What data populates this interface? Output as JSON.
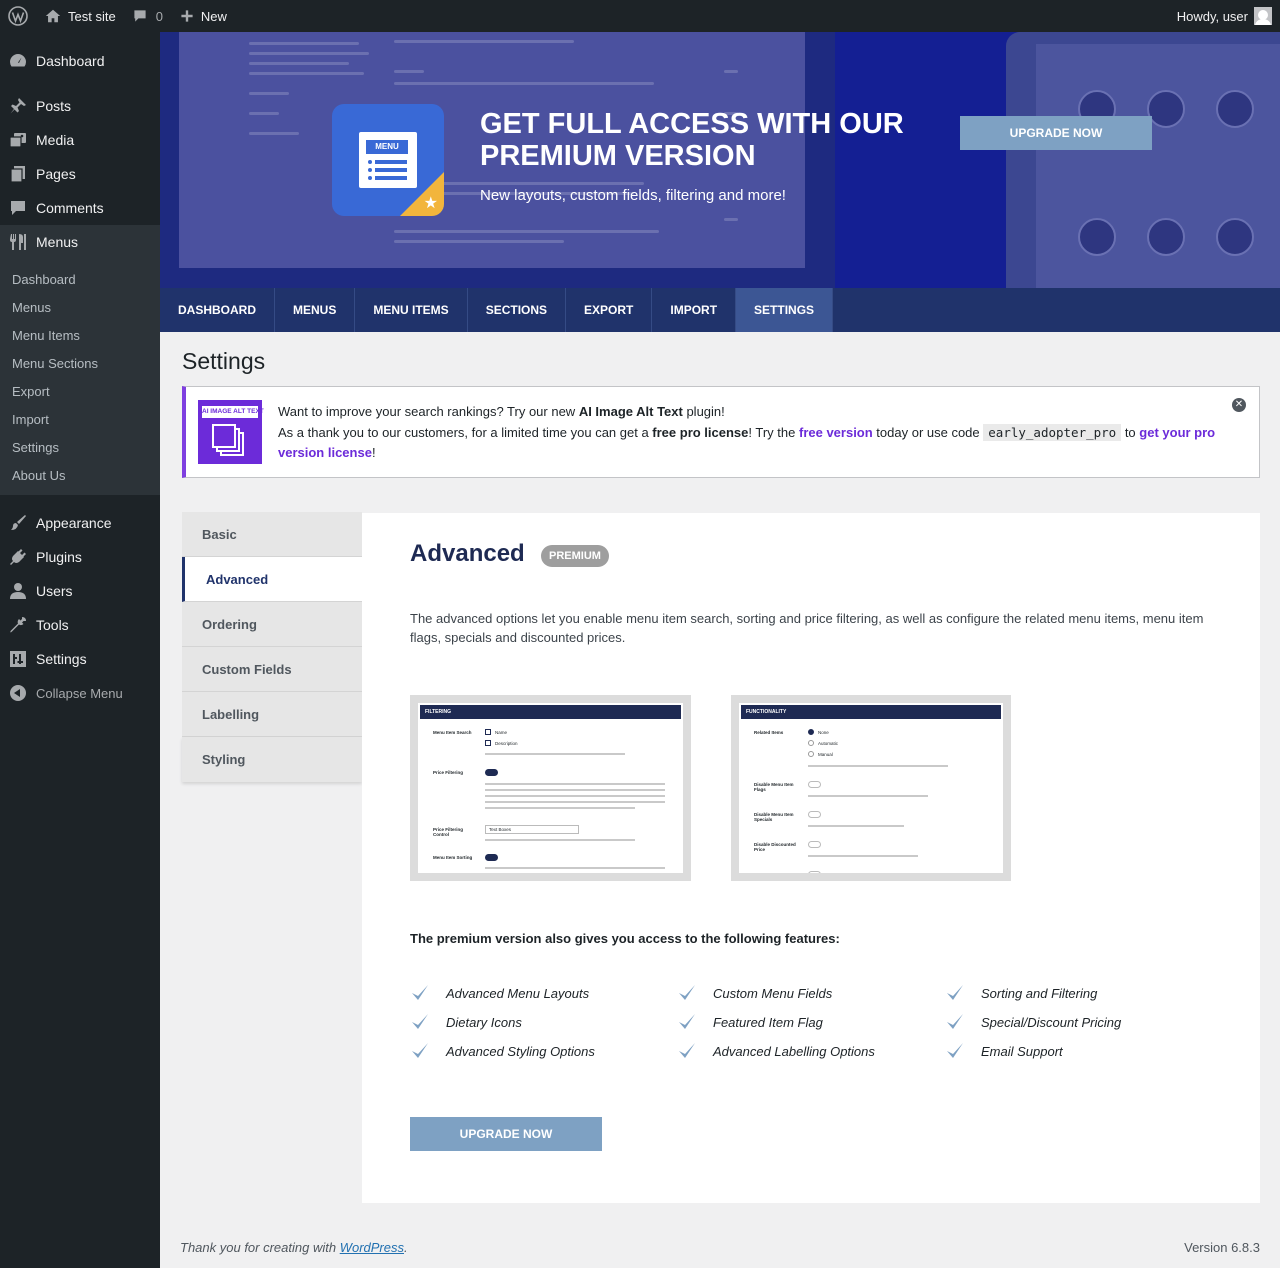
{
  "admin_bar": {
    "site_name": "Test site",
    "comments_count": "0",
    "new_label": "New",
    "greeting": "Howdy, user"
  },
  "sidebar": {
    "top_items": [
      {
        "label": "Dashboard",
        "icon": "dashboard-icon"
      },
      {
        "label": "Posts",
        "icon": "pushpin-icon"
      },
      {
        "label": "Media",
        "icon": "media-icon"
      },
      {
        "label": "Pages",
        "icon": "pages-icon"
      },
      {
        "label": "Comments",
        "icon": "comment-icon"
      },
      {
        "label": "Menus",
        "icon": "fork-knife-icon"
      }
    ],
    "submenu": [
      "Dashboard",
      "Menus",
      "Menu Items",
      "Menu Sections",
      "Export",
      "Import",
      "Settings",
      "About Us"
    ],
    "bottom_items": [
      {
        "label": "Appearance",
        "icon": "paintbrush-icon"
      },
      {
        "label": "Plugins",
        "icon": "plug-icon"
      },
      {
        "label": "Users",
        "icon": "user-icon"
      },
      {
        "label": "Tools",
        "icon": "wrench-icon"
      },
      {
        "label": "Settings",
        "icon": "sliders-icon"
      }
    ],
    "collapse_label": "Collapse Menu"
  },
  "banner": {
    "icon_label": "MENU",
    "title": "GET FULL ACCESS WITH OUR PREMIUM VERSION",
    "subtitle": "New layouts, custom fields, filtering and more!",
    "button": "UPGRADE NOW"
  },
  "tabs": [
    "DASHBOARD",
    "MENUS",
    "MENU ITEMS",
    "SECTIONS",
    "EXPORT",
    "IMPORT",
    "SETTINGS"
  ],
  "active_tab": "SETTINGS",
  "page_title": "Settings",
  "notice": {
    "logo_label": "AI IMAGE ALT TEXT",
    "line1_pre": "Want to improve your search rankings? Try our new ",
    "line1_bold": "AI Image Alt Text",
    "line1_post": " plugin!",
    "line2_pre": "As a thank you to our customers, for a limited time you can get a ",
    "line2_bold": "free pro license",
    "line2_mid": "! Try the ",
    "line2_link1": "free version",
    "line2_mid2": " today or use code ",
    "code": "early_adopter_pro",
    "line2_mid3": " to ",
    "line2_link2": "get your pro version license",
    "line2_end": "!"
  },
  "settings_sections": [
    "Basic",
    "Advanced",
    "Ordering",
    "Custom Fields",
    "Labelling",
    "Styling"
  ],
  "active_section": "Advanced",
  "panel": {
    "title": "Advanced",
    "badge": "PREMIUM",
    "description": "The advanced options let you enable menu item search, sorting and price filtering, as well as configure the related menu items, menu item flags, specials and discounted prices.",
    "screenshot1": {
      "header": "FILTERING",
      "labels": [
        "Menu Item Search",
        "Price Filtering",
        "Price Filtering Control",
        "Menu Item Sorting"
      ],
      "options": [
        "Name",
        "Description"
      ],
      "select_value": "Text Boxes"
    },
    "screenshot2": {
      "header": "FUNCTIONALITY",
      "labels": [
        "Related Items",
        "Disable Menu Item Flags",
        "Disable Menu Item Specials",
        "Disable Discounted Price"
      ],
      "options": [
        "None",
        "Automatic",
        "Manual"
      ]
    },
    "features_title": "The premium version also gives you access to the following features:",
    "features": [
      [
        "Advanced Menu Layouts",
        "Dietary Icons",
        "Advanced Styling Options"
      ],
      [
        "Custom Menu Fields",
        "Featured Item Flag",
        "Advanced Labelling Options"
      ],
      [
        "Sorting and Filtering",
        "Special/Discount Pricing",
        "Email Support"
      ]
    ],
    "button": "UPGRADE NOW"
  },
  "footer": {
    "thanks_pre": "Thank you for creating with ",
    "thanks_link": "WordPress",
    "thanks_post": ".",
    "version": "Version 6.8.3"
  },
  "colors": {
    "admin_dark": "#1d2327",
    "tab_nav": "#20336b",
    "banner_blue": "#1e2a80",
    "upgrade_button": "#7ea1c3",
    "notice_accent": "#7f3fe0"
  }
}
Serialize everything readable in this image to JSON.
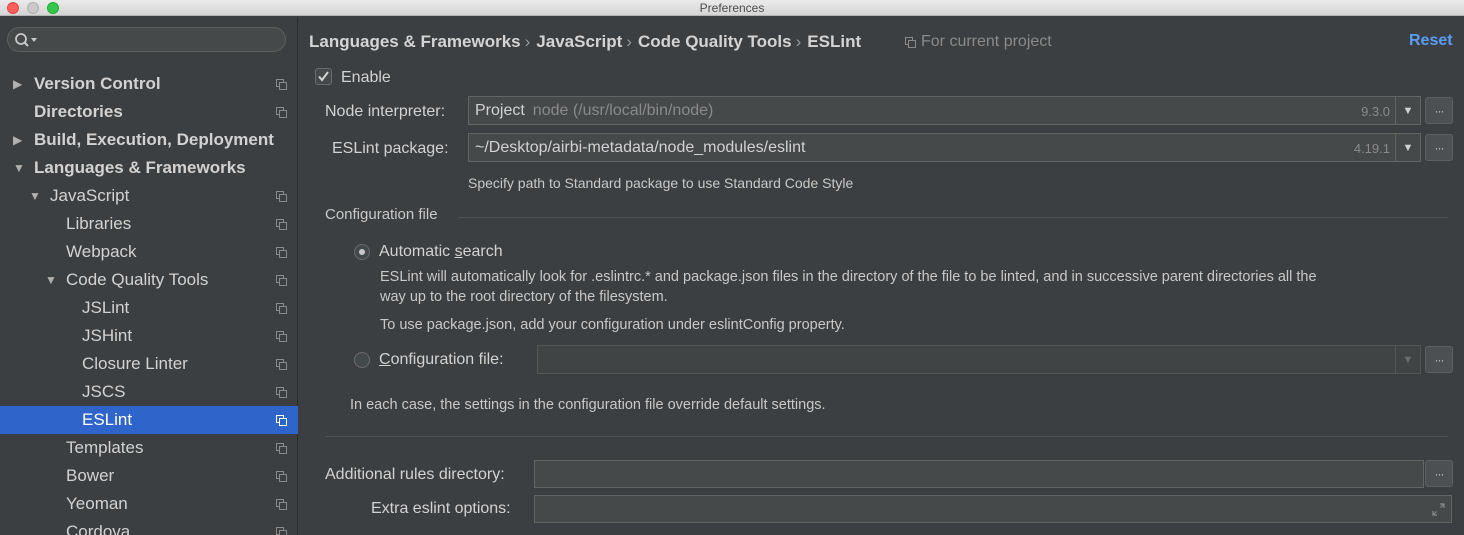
{
  "window": {
    "title": "Preferences"
  },
  "sidebar": {
    "search_placeholder": "",
    "items": [
      {
        "label": "Version Control",
        "arrow": "▶"
      },
      {
        "label": "Directories",
        "arrow": ""
      },
      {
        "label": "Build, Execution, Deployment",
        "arrow": "▶"
      },
      {
        "label": "Languages & Frameworks",
        "arrow": "▼"
      },
      {
        "label": "JavaScript",
        "arrow": "▼"
      },
      {
        "label": "Libraries",
        "arrow": ""
      },
      {
        "label": "Webpack",
        "arrow": ""
      },
      {
        "label": "Code Quality Tools",
        "arrow": "▼"
      },
      {
        "label": "JSLint",
        "arrow": ""
      },
      {
        "label": "JSHint",
        "arrow": ""
      },
      {
        "label": "Closure Linter",
        "arrow": ""
      },
      {
        "label": "JSCS",
        "arrow": ""
      },
      {
        "label": "ESLint",
        "arrow": ""
      },
      {
        "label": "Templates",
        "arrow": ""
      },
      {
        "label": "Bower",
        "arrow": ""
      },
      {
        "label": "Yeoman",
        "arrow": ""
      },
      {
        "label": "Cordova",
        "arrow": ""
      }
    ]
  },
  "header": {
    "breadcrumb": [
      "Languages & Frameworks",
      "JavaScript",
      "Code Quality Tools",
      "ESLint"
    ],
    "separator": "›",
    "for_project": "For current project",
    "reset": "Reset"
  },
  "form": {
    "enable_label": "Enable",
    "node_interpreter": {
      "label": "Node interpreter:",
      "value": "Project",
      "path": "node (/usr/local/bin/node)",
      "version": "9.3.0"
    },
    "eslint_package": {
      "label": "ESLint package:",
      "value": "~/Desktop/airbi-metadata/node_modules/eslint",
      "version": "4.19.1",
      "hint": "Specify path to Standard package to use Standard Code Style"
    },
    "configuration": {
      "title": "Configuration file",
      "automatic_label_pre": "Automatic ",
      "automatic_label_u": "s",
      "automatic_label_post": "earch",
      "automatic_desc_line1": "ESLint will automatically look for .eslintrc.* and package.json files in the directory of the file to be linted, and in successive parent directories all the",
      "automatic_desc_line2": "way up to the root directory of the filesystem.",
      "automatic_desc_line3": "To use package.json, add your configuration under eslintConfig property.",
      "config_file_label_u": "C",
      "config_file_label_post": "onfiguration file:",
      "config_file_value": "",
      "note": "In each case, the settings in the configuration file override default settings."
    },
    "additional_rules_label": "Additional rules directory:",
    "additional_rules_value": "",
    "extra_options_label": "Extra eslint options:",
    "extra_options_value": "",
    "more_button": "···",
    "dropdown_arrow": "▼"
  },
  "colors": {
    "background": "#3c3f41",
    "selection": "#2f65ca",
    "link": "#589df6"
  }
}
□ □ □ □ □ □ □
* _Set problem_
Every record gets retyped exactly; no picture goes into the copy.

* _Result of the task_
What data populates this interface? Output as JSON.
{
  "admin_bar": {
    "site_name": "Test site",
    "comments_count": "0",
    "new_label": "New",
    "greeting": "Howdy, user"
  },
  "sidebar": {
    "top_items": [
      {
        "label": "Dashboard",
        "icon": "dashboard-icon"
      },
      {
        "label": "Posts",
        "icon": "pushpin-icon"
      },
      {
        "label": "Media",
        "icon": "media-icon"
      },
      {
        "label": "Pages",
        "icon": "pages-icon"
      },
      {
        "label": "Comments",
        "icon": "comment-icon"
      },
      {
        "label": "Menus",
        "icon": "fork-knife-icon"
      }
    ],
    "submenu": [
      "Dashboard",
      "Menus",
      "Menu Items",
      "Menu Sections",
      "Export",
      "Import",
      "Settings",
      "About Us"
    ],
    "bottom_items": [
      {
        "label": "Appearance",
        "icon": "paintbrush-icon"
      },
      {
        "label": "Plugins",
        "icon": "plug-icon"
      },
      {
        "label": "Users",
        "icon": "user-icon"
      },
      {
        "label": "Tools",
        "icon": "wrench-icon"
      },
      {
        "label": "Settings",
        "icon": "sliders-icon"
      }
    ],
    "collapse_label": "Collapse Menu"
  },
  "banner": {
    "icon_label": "MENU",
    "title": "GET FULL ACCESS WITH OUR PREMIUM VERSION",
    "subtitle": "New layouts, custom fields, filtering and more!",
    "button": "UPGRADE NOW"
  },
  "tabs": [
    "DASHBOARD",
    "MENUS",
    "MENU ITEMS",
    "SECTIONS",
    "EXPORT",
    "IMPORT",
    "SETTINGS"
  ],
  "active_tab": "SETTINGS",
  "page_title": "Settings",
  "notice": {
    "logo_label": "AI IMAGE ALT TEXT",
    "line1_pre": "Want to improve your search rankings? Try our new ",
    "line1_bold": "AI Image Alt Text",
    "line1_post": " plugin!",
    "line2_pre": "As a thank you to our customers, for a limited time you can get a ",
    "line2_bold": "free pro license",
    "line2_mid": "! Try the ",
    "line2_link1": "free version",
    "line2_mid2": " today or use code ",
    "code": "early_adopter_pro",
    "line2_mid3": " to ",
    "line2_link2": "get your pro version license",
    "line2_end": "!"
  },
  "settings_sections": [
    "Basic",
    "Advanced",
    "Ordering",
    "Custom Fields",
    "Labelling",
    "Styling"
  ],
  "active_section": "Advanced",
  "panel": {
    "title": "Advanced",
    "badge": "PREMIUM",
    "description": "The advanced options let you enable menu item search, sorting and price filtering, as well as configure the related menu items, menu item flags, specials and discounted prices.",
    "screenshot1": {
      "header": "FILTERING",
      "labels": [
        "Menu Item Search",
        "Price Filtering",
        "Price Filtering Control",
        "Menu Item Sorting"
      ],
      "options": [
        "Name",
        "Description"
      ],
      "select_value": "Text Boxes"
    },
    "screenshot2": {
      "header": "FUNCTIONALITY",
      "labels": [
        "Related Items",
        "Disable Menu Item Flags",
        "Disable Menu Item Specials",
        "Disable Discounted Price"
      ],
      "options": [
        "None",
        "Automatic",
        "Manual"
      ]
    },
    "features_title": "The premium version also gives you access to the following features:",
    "features": [
      [
        "Advanced Menu Layouts",
        "Dietary Icons",
        "Advanced Styling Options"
      ],
      [
        "Custom Menu Fields",
        "Featured Item Flag",
        "Advanced Labelling Options"
      ],
      [
        "Sorting and Filtering",
        "Special/Discount Pricing",
        "Email Support"
      ]
    ],
    "button": "UPGRADE NOW"
  },
  "footer": {
    "thanks_pre": "Thank you for creating with ",
    "thanks_link": "WordPress",
    "thanks_post": ".",
    "version": "Version 6.8.3"
  },
  "colors": {
    "admin_dark": "#1d2327",
    "tab_nav": "#20336b",
    "banner_blue": "#1e2a80",
    "upgrade_button": "#7ea1c3",
    "notice_accent": "#7f3fe0"
  }
}
Serialize everything readable in this image to JSON.
{
  "window": {
    "title": "Preferences"
  },
  "sidebar": {
    "search_placeholder": "",
    "items": [
      {
        "label": "Version Control",
        "arrow": "▶"
      },
      {
        "label": "Directories",
        "arrow": ""
      },
      {
        "label": "Build, Execution, Deployment",
        "arrow": "▶"
      },
      {
        "label": "Languages & Frameworks",
        "arrow": "▼"
      },
      {
        "label": "JavaScript",
        "arrow": "▼"
      },
      {
        "label": "Libraries",
        "arrow": ""
      },
      {
        "label": "Webpack",
        "arrow": ""
      },
      {
        "label": "Code Quality Tools",
        "arrow": "▼"
      },
      {
        "label": "JSLint",
        "arrow": ""
      },
      {
        "label": "JSHint",
        "arrow": ""
      },
      {
        "label": "Closure Linter",
        "arrow": ""
      },
      {
        "label": "JSCS",
        "arrow": ""
      },
      {
        "label": "ESLint",
        "arrow": ""
      },
      {
        "label": "Templates",
        "arrow": ""
      },
      {
        "label": "Bower",
        "arrow": ""
      },
      {
        "label": "Yeoman",
        "arrow": ""
      },
      {
        "label": "Cordova",
        "arrow": ""
      }
    ]
  },
  "header": {
    "breadcrumb": [
      "Languages & Frameworks",
      "JavaScript",
      "Code Quality Tools",
      "ESLint"
    ],
    "separator": "›",
    "for_project": "For current project",
    "reset": "Reset"
  },
  "form": {
    "enable_label": "Enable",
    "node_interpreter": {
      "label": "Node interpreter:",
      "value": "Project",
      "path": "node (/usr/local/bin/node)",
      "version": "9.3.0"
    },
    "eslint_package": {
      "label": "ESLint package:",
      "value": "~/Desktop/airbi-metadata/node_modules/eslint",
      "version": "4.19.1",
      "hint": "Specify path to Standard package to use Standard Code Style"
    },
    "configuration": {
      "title": "Configuration file",
      "automatic_label_pre": "Automatic ",
      "automatic_label_u": "s",
      "automatic_label_post": "earch",
      "automatic_desc_line1": "ESLint will automatically look for .eslintrc.* and package.json files in the directory of the file to be linted, and in successive parent directories all the",
      "automatic_desc_line2": "way up to the root directory of the filesystem.",
      "automatic_desc_line3": "To use package.json, add your configuration under eslintConfig property.",
      "config_file_label_u": "C",
      "config_file_label_post": "onfiguration file:",
      "config_file_value": "",
      "note": "In each case, the settings in the configuration file override default settings."
    },
    "additional_rules_label": "Additional rules directory:",
    "additional_rules_value": "",
    "extra_options_label": "Extra eslint options:",
    "extra_options_value": "",
    "more_button": "···",
    "dropdown_arrow": "▼"
  },
  "colors": {
    "background": "#3c3f41",
    "selection": "#2f65ca",
    "link": "#589df6"
  }
}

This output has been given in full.